— begin Information supplied —
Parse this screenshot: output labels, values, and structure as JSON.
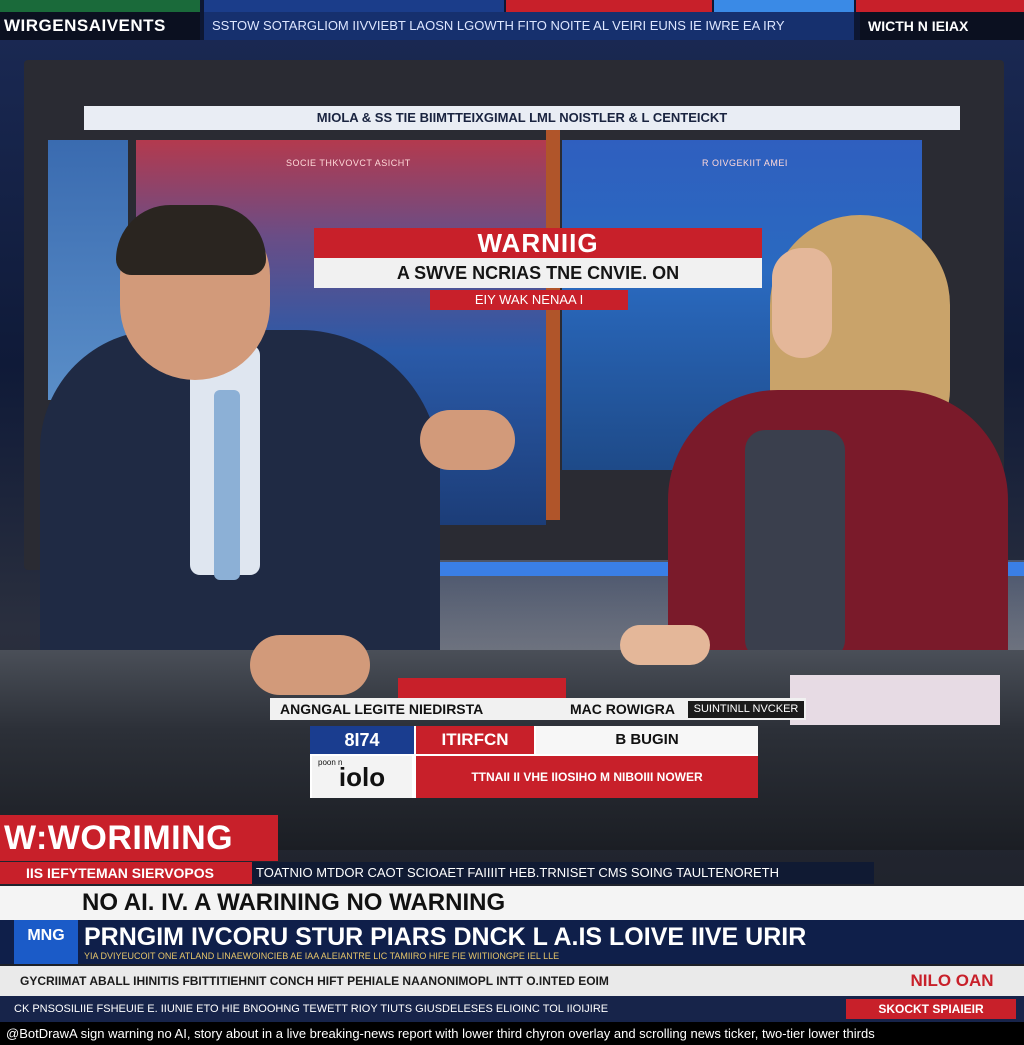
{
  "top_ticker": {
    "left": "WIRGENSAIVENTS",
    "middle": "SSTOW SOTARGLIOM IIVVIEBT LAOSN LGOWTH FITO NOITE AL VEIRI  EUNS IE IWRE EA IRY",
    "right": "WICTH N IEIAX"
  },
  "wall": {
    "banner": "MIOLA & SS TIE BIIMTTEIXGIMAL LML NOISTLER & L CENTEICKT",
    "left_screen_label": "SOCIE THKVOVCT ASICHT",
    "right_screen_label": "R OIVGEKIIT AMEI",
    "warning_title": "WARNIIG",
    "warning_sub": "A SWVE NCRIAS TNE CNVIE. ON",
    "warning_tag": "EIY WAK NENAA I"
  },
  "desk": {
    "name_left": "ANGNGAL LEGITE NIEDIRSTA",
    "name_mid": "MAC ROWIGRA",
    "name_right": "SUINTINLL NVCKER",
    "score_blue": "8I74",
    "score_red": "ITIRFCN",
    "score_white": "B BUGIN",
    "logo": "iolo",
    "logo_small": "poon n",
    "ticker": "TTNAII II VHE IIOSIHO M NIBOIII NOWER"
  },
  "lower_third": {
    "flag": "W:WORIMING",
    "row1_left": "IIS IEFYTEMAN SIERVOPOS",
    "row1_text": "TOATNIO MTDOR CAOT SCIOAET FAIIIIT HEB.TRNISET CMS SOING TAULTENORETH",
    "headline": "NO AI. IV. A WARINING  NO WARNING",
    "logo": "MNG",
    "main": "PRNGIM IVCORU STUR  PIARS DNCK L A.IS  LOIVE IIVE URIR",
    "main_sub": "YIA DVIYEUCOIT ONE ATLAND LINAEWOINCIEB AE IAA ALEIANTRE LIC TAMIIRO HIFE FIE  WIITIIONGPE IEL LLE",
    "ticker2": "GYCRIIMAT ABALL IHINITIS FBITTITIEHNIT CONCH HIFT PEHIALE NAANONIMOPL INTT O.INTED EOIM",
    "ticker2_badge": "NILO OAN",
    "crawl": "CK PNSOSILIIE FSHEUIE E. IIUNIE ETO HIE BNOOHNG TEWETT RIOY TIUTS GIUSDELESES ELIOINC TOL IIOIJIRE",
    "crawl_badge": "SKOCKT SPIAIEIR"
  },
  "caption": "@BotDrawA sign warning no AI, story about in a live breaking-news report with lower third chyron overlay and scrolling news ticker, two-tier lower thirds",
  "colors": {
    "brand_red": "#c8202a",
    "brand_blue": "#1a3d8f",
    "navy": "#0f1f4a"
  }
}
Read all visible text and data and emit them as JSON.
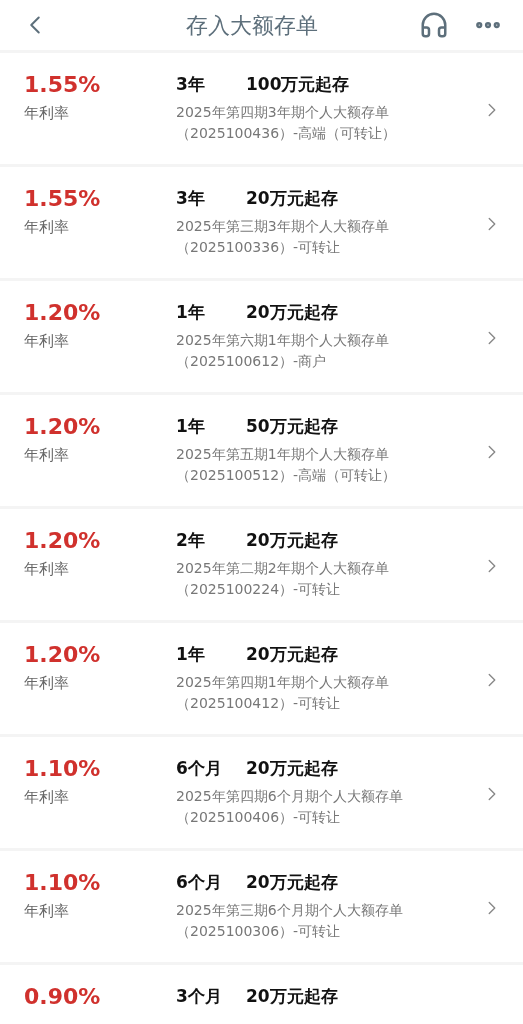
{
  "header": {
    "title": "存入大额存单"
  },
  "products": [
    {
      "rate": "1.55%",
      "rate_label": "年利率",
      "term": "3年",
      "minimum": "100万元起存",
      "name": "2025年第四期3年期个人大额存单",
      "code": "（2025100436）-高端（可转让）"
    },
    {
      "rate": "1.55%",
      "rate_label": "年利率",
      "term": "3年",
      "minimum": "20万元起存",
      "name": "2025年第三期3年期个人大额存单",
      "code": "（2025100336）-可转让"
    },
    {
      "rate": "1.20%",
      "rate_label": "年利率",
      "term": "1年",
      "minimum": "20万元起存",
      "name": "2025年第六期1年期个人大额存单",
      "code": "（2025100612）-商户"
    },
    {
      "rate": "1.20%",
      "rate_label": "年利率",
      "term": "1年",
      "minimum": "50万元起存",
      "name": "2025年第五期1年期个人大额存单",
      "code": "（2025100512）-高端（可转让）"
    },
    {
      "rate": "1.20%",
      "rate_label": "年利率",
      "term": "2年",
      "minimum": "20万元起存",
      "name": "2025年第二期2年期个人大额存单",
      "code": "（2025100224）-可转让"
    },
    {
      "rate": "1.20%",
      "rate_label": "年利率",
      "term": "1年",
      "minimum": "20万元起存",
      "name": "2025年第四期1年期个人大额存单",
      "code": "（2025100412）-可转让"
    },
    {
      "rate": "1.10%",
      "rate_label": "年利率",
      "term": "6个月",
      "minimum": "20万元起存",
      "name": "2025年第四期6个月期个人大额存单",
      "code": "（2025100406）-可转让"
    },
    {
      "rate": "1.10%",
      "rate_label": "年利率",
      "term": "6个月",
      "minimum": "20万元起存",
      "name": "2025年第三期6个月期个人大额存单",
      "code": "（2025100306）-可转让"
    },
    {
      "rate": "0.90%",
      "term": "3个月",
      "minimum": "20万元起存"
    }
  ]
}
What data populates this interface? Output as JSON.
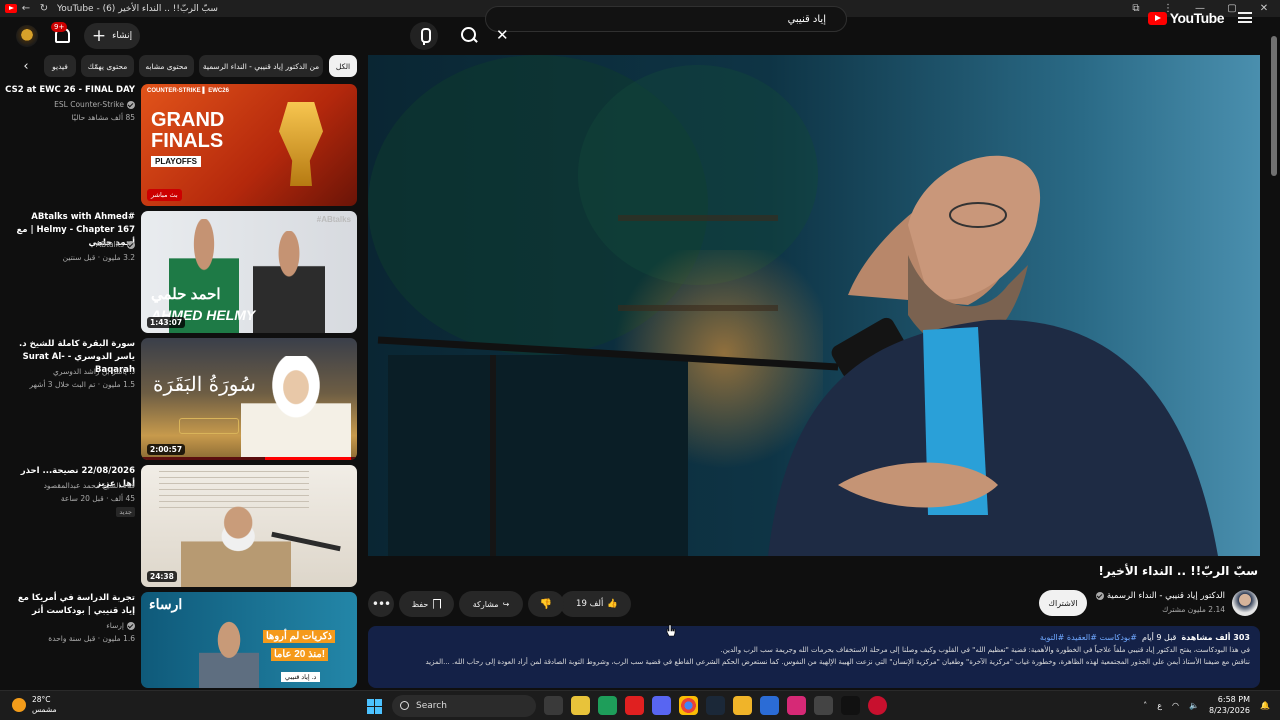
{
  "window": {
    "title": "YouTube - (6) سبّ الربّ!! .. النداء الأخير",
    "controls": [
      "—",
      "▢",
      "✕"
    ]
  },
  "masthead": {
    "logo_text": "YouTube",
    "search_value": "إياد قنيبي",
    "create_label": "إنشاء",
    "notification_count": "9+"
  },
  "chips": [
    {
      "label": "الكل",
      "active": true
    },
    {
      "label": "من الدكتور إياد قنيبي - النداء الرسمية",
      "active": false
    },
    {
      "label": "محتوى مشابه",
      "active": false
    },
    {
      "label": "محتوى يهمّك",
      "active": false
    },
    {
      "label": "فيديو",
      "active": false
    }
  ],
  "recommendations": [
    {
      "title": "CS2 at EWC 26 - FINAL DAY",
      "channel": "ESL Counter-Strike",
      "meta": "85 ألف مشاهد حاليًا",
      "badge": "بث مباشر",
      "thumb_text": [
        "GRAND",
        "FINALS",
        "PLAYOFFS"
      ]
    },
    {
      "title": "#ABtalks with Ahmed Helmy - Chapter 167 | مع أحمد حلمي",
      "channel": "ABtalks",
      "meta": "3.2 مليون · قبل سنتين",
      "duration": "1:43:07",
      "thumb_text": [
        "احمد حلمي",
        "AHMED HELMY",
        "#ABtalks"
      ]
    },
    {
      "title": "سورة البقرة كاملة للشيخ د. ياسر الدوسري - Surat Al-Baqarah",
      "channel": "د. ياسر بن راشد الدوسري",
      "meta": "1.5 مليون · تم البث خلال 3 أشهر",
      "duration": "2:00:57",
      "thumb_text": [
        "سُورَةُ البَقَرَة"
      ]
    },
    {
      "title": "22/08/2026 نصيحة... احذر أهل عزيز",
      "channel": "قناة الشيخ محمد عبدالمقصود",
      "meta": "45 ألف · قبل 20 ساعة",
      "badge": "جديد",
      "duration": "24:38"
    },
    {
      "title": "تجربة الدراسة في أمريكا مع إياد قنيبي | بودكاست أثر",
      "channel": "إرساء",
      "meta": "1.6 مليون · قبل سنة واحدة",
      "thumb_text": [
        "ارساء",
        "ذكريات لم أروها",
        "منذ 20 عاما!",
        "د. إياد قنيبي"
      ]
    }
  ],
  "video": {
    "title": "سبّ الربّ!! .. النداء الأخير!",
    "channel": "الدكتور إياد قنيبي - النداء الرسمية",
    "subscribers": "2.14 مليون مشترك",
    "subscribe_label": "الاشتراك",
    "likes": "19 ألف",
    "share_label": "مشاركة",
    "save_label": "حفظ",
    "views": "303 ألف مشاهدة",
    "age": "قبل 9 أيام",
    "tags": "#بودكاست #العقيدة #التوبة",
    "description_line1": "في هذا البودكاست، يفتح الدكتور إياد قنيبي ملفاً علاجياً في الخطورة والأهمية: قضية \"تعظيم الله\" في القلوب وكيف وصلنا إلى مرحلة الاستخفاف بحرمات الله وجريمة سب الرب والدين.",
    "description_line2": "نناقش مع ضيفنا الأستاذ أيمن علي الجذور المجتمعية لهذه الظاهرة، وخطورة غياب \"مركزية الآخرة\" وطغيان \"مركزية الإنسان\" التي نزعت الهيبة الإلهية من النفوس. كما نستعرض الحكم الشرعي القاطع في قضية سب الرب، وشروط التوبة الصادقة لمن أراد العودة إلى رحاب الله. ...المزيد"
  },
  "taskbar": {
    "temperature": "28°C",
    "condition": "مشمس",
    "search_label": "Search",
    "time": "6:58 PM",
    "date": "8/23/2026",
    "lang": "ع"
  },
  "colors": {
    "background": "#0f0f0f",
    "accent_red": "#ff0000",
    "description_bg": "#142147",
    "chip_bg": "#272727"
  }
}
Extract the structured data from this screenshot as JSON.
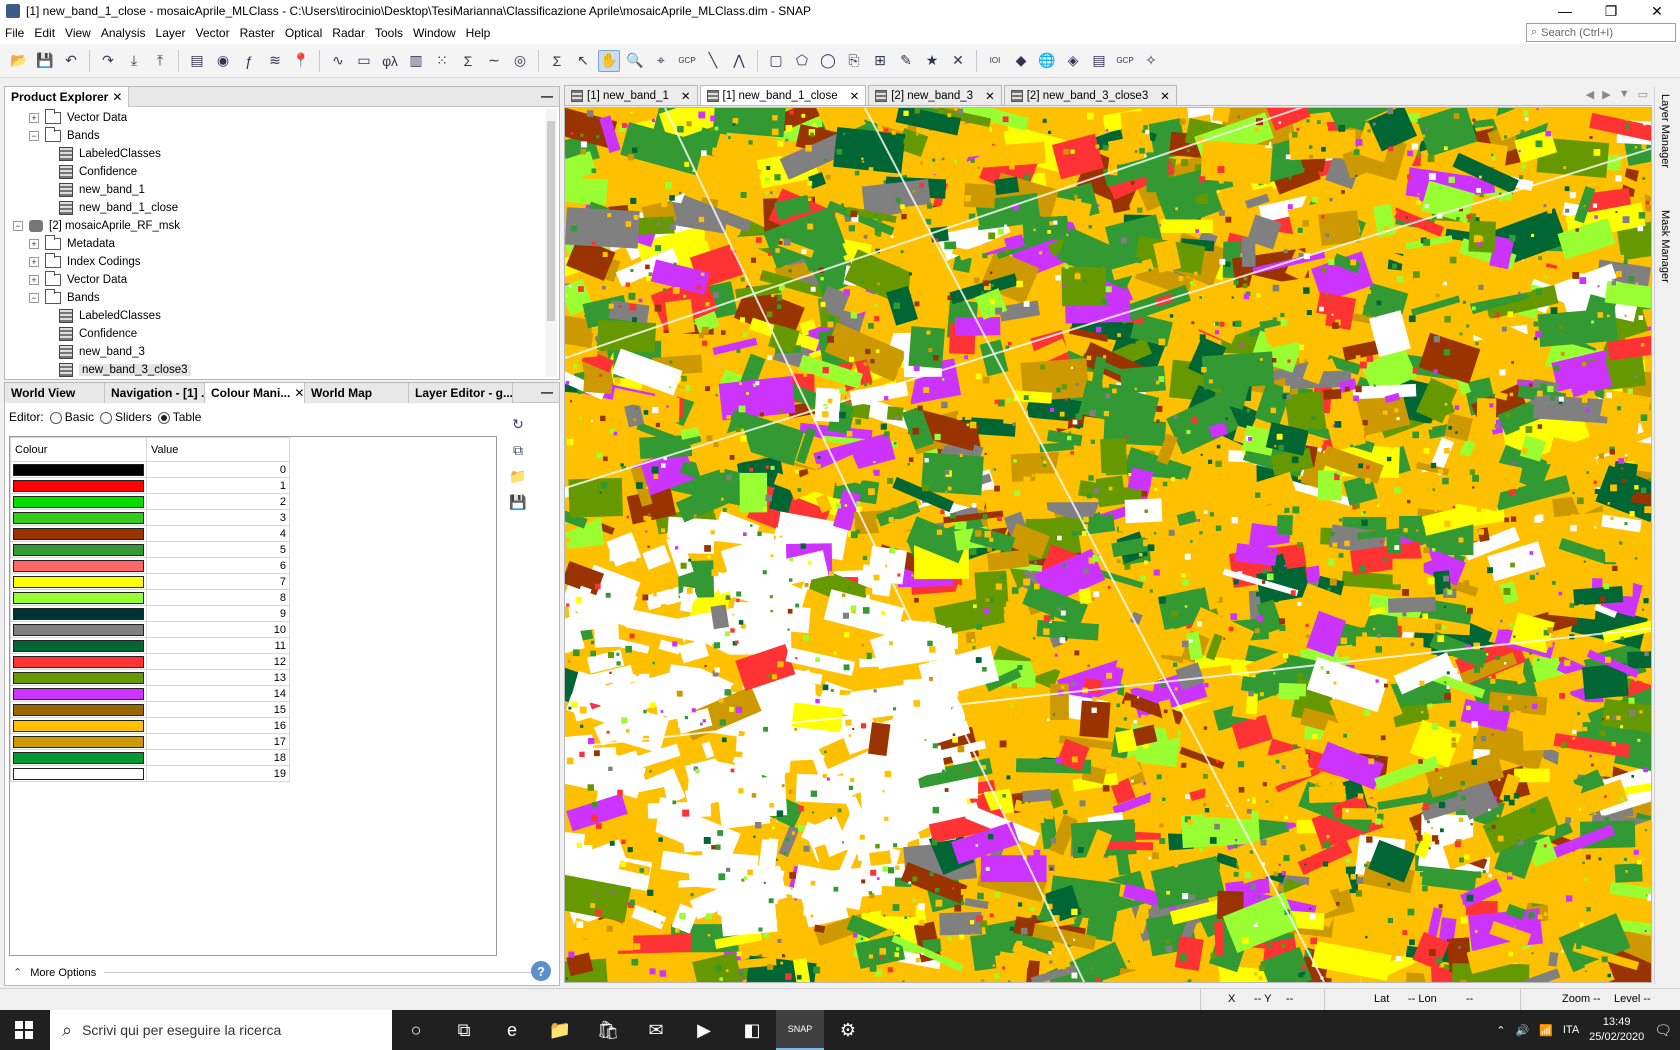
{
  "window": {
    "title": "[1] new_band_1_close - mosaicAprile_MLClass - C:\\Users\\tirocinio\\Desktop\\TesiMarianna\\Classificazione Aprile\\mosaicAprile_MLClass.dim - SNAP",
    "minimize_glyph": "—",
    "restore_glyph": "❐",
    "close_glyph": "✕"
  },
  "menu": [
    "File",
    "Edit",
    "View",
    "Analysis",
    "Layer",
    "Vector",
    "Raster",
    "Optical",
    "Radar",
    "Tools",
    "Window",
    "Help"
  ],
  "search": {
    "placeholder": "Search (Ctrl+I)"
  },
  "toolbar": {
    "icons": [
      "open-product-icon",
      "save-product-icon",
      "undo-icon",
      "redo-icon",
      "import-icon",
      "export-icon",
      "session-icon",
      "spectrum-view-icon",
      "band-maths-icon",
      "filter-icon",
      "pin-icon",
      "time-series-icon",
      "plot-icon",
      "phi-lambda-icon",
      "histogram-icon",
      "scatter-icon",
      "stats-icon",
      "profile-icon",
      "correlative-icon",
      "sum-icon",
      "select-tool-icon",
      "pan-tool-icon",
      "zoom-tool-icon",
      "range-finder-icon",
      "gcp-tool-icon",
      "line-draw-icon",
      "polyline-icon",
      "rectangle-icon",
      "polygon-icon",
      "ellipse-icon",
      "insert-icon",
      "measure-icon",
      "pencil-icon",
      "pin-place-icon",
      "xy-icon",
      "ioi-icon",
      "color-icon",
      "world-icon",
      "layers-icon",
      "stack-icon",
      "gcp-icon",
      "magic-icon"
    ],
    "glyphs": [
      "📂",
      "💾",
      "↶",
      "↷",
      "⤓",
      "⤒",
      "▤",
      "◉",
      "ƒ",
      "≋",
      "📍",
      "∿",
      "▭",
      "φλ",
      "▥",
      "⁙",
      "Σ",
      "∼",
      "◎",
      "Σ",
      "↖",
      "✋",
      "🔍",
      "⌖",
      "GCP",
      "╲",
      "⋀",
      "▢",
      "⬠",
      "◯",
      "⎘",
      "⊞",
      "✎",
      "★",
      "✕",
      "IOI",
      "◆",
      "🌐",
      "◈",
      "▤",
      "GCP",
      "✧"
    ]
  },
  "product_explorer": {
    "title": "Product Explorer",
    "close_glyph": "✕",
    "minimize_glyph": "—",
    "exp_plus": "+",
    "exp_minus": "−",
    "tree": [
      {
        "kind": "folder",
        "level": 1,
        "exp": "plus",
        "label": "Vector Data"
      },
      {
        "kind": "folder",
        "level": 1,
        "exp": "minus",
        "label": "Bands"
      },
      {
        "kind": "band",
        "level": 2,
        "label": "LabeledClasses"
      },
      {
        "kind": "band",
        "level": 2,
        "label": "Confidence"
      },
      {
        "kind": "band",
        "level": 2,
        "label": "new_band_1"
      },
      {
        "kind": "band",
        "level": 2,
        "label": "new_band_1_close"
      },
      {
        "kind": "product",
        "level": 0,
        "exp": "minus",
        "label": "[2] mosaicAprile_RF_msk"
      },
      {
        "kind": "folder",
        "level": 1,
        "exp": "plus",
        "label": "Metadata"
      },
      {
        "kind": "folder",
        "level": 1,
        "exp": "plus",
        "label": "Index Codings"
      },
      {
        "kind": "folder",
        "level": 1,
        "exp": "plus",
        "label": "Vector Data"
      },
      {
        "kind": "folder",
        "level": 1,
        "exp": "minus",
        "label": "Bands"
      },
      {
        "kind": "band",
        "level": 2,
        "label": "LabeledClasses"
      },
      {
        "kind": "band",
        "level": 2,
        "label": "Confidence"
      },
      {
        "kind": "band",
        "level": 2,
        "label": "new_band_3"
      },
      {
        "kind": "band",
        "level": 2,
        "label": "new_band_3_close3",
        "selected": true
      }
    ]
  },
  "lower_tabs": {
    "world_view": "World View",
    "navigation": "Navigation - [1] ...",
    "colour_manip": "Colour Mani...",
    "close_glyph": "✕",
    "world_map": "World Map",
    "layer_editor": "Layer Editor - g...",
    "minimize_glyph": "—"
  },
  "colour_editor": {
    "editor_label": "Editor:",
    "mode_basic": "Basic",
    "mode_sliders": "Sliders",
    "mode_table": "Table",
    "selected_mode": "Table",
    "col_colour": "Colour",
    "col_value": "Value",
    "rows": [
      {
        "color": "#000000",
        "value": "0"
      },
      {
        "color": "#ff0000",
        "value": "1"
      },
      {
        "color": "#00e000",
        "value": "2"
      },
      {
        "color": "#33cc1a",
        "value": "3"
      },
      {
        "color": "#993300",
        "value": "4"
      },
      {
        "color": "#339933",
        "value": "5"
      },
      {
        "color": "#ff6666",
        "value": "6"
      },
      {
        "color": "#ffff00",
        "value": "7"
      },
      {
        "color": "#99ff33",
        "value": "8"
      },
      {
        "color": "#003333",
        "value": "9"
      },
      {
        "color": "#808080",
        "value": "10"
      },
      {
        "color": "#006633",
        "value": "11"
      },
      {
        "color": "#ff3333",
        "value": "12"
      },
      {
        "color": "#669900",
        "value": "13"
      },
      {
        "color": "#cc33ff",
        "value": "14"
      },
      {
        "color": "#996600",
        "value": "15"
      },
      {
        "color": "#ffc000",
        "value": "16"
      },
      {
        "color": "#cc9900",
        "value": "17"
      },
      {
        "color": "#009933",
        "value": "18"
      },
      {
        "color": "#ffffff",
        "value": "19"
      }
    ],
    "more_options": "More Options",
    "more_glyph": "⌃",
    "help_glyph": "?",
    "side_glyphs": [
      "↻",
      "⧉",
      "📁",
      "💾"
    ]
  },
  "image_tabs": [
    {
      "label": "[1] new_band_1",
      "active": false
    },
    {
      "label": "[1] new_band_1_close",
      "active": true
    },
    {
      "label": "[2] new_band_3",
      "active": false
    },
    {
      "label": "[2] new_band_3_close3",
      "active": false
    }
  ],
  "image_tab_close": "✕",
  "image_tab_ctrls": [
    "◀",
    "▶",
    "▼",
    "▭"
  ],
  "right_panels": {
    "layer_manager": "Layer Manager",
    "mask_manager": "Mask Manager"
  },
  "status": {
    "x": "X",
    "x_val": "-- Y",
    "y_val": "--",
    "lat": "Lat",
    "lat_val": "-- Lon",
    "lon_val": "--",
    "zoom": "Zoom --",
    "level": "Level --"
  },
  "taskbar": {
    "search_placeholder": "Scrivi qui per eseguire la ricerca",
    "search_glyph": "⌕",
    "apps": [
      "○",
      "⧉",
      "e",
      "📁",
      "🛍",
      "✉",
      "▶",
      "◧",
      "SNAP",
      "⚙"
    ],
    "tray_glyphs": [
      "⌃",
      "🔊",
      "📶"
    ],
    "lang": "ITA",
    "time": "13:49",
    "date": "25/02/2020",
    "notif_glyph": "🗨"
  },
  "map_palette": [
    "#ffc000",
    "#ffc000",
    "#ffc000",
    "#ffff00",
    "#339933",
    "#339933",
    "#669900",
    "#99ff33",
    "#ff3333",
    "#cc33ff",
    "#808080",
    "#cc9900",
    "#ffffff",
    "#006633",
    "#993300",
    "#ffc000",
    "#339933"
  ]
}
— end Information supplied —
Whichever lines contain the string "Manager", select and copy them.

    "layer_manager": "Layer Manager",
    "mask_manager": "Mask Manager"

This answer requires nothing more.